▶ **Exercise tasks**
(1) Print the stretch of the Prologis passage from "On April 18, Prologis" through "is for $5.50.".
(2) Write the next part of the Prologis passage, starting right after its final sentence.

▶ **Extract provided**
····················
Walmart was founded in 1962 by Sam and James Walton. Its IPO at $16.50 per share was in August 1972. Today, its annual revenue of $570 billion makes it the largest company by revenue in the world. Of Prologis’ total square footage, 0.6% is leased to Walmart.
On April 18, Prologis announced its first-quarter operating results. Funds from operations of $1.22 were in line with analysts’ estimates, but revenue of $1.77 billion beat Wall Street’s view by $120 million and was 45.1% higher than revenue in the first quarter of 2022. Prologis also slightly raised its full-year 2023 guidance, from a range of $5.40-$5.50 to $5.42 to $5.50. The consensus is for $5.50.
During the conference call, Prologis Co-Founder and CEO Hamid R. Moghadam said, “Demand remains healthy, despite some moderating in terms of decision-making. Given the macro environment, we continue to operate our business with a degree of caution. We foresee any potential impact on demand as likely to overlap with a deceleration in new deliveries, sustaining momentum with favorable conditions for high occupancy and continued rent growth into 2024.”
····················
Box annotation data

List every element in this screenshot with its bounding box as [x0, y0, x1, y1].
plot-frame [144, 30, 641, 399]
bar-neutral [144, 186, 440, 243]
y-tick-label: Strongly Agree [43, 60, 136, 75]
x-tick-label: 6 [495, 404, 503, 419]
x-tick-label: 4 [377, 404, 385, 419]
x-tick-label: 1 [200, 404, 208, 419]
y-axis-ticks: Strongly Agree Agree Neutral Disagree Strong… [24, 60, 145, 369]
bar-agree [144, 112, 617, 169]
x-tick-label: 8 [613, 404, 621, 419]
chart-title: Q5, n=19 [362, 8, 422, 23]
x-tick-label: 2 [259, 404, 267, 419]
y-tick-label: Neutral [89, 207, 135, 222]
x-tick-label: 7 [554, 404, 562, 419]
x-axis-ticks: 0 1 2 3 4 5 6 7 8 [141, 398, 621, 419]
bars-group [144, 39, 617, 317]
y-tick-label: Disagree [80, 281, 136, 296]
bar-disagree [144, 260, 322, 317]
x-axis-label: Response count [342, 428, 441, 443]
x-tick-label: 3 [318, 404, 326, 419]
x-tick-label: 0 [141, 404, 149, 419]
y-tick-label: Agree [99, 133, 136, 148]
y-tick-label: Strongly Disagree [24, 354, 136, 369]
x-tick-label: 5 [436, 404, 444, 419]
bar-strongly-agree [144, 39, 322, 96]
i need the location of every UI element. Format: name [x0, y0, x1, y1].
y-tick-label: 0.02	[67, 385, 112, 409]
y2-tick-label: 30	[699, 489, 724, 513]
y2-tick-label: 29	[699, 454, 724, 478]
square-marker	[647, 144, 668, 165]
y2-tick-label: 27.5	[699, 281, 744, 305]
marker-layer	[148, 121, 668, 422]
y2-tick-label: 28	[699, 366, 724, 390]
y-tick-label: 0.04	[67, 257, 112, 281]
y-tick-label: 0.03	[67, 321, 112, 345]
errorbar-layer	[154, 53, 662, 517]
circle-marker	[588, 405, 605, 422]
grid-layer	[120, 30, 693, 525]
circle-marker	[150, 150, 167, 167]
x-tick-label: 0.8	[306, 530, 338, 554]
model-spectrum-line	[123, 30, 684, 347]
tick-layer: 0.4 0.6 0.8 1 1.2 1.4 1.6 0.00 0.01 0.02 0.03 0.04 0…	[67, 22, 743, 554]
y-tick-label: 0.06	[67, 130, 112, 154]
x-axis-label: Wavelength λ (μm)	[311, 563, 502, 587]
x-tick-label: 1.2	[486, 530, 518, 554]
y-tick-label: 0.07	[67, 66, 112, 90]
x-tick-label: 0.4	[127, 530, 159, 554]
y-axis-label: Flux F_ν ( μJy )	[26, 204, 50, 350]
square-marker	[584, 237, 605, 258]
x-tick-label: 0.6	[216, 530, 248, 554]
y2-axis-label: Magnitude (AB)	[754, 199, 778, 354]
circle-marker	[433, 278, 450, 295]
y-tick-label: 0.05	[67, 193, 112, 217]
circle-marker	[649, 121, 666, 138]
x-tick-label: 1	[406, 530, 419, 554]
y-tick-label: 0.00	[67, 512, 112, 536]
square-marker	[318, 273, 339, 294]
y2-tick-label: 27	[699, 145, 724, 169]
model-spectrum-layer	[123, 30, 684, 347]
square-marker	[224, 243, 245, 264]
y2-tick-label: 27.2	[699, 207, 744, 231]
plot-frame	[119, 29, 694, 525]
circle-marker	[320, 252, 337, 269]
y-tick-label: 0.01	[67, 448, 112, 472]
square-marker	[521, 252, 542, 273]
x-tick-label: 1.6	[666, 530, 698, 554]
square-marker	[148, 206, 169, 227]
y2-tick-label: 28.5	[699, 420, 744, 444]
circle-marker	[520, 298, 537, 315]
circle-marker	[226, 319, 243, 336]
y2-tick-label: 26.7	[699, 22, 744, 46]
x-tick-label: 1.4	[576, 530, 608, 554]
····················
▶ **Responses for each task**
(1)
On April 18, Prologis announced its first-quarter operating results. Funds from operations of $1.22 were in line with analysts’ estimates, but revenue of $1.77 billion beat Wall Street’s view by $120 million and was 45.1% higher than revenue in the first quarter of 2022. Prologis also slightly raised its full-year 2023 guidance, from a range of $5.40-$5.50 to $5.42 to $5.50. The consensus is for $5.50.

(2)
As for analysts, most of them tend to be bullish on Prologis. On April 19, UBS analyst Brent Dilts maintained a Buy position on Prologis and raised his price target to $144. On May 3, RBC Capital Markets analyst Michael Carroll maintained an Outperform rating on Prologis and raised the price target from $144 to $148.
Year to date, Prologis has had a total return of 10.2%, making it the second-best industrial REIT performer behind Plymouth Industrial REIT Inc. (NYSE: PLYM) and in the top 5% among all REITs.
Over the past five years, private market real estate investments have outperformed the publicly traded REIT market by about 50%. Check out Benzinga’s Real Estate Offering Screener to discover the latest passive real estate investments.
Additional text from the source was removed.